*** DATASET ***

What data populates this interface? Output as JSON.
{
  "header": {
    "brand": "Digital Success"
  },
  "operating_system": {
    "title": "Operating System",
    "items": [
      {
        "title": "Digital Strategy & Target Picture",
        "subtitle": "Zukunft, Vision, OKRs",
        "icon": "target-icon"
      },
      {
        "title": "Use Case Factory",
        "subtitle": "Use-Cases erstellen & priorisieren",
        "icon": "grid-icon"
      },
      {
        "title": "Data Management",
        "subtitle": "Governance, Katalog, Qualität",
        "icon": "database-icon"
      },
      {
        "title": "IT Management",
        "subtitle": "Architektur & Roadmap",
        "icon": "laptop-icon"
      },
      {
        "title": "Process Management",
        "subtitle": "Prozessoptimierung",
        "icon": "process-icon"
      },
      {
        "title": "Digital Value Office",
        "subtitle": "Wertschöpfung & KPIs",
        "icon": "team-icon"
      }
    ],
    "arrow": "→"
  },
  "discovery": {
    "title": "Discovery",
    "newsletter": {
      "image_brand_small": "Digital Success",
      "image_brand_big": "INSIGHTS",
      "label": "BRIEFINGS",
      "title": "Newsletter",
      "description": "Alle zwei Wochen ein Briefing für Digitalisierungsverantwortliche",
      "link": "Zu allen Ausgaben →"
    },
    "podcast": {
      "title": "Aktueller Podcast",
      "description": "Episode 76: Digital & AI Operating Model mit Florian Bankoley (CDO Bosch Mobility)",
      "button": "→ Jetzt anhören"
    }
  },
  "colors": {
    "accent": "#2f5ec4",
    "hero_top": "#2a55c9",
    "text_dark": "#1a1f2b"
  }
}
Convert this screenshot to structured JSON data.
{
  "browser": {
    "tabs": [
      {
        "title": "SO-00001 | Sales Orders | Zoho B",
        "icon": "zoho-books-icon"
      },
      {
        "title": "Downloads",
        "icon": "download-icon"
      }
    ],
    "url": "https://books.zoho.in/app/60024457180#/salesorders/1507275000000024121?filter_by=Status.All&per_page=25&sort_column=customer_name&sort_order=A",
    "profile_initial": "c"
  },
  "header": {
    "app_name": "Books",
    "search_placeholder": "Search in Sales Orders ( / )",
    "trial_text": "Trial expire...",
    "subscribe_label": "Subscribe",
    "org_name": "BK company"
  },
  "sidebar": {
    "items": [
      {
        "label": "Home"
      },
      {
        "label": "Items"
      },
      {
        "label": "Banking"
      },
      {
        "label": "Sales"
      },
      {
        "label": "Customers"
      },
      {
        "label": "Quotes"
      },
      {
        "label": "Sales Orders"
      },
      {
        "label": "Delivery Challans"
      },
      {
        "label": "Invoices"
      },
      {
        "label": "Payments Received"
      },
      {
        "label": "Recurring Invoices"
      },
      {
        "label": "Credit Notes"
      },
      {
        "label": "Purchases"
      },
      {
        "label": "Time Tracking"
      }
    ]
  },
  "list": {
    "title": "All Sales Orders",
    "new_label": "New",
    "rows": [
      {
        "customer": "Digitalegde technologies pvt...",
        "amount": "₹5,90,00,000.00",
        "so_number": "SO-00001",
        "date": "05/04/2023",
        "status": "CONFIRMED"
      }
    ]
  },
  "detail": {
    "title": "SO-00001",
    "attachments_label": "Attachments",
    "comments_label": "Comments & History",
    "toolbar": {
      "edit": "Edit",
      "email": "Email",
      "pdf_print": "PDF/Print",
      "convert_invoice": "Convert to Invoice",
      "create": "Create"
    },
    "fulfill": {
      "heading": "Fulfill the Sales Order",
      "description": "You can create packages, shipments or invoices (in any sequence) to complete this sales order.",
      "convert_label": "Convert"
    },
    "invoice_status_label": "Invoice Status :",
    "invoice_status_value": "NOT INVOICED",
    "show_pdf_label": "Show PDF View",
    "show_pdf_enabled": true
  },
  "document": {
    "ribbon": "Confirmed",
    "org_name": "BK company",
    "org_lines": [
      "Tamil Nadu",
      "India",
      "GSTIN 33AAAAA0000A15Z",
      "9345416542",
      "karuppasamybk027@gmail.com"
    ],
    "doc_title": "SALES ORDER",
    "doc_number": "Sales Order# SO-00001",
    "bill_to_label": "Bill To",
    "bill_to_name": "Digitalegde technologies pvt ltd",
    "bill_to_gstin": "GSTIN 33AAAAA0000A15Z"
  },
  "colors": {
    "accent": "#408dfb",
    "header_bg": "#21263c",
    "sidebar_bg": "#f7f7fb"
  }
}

***

INSTRUCTIONS TO FOLLOW
Find all lines where the word "GSTIN" appears. Copy them.

THE RESPONSE
      "GSTIN 33AAAAA0000A15Z",
    "bill_to_gstin": "GSTIN 33AAAAA0000A15Z"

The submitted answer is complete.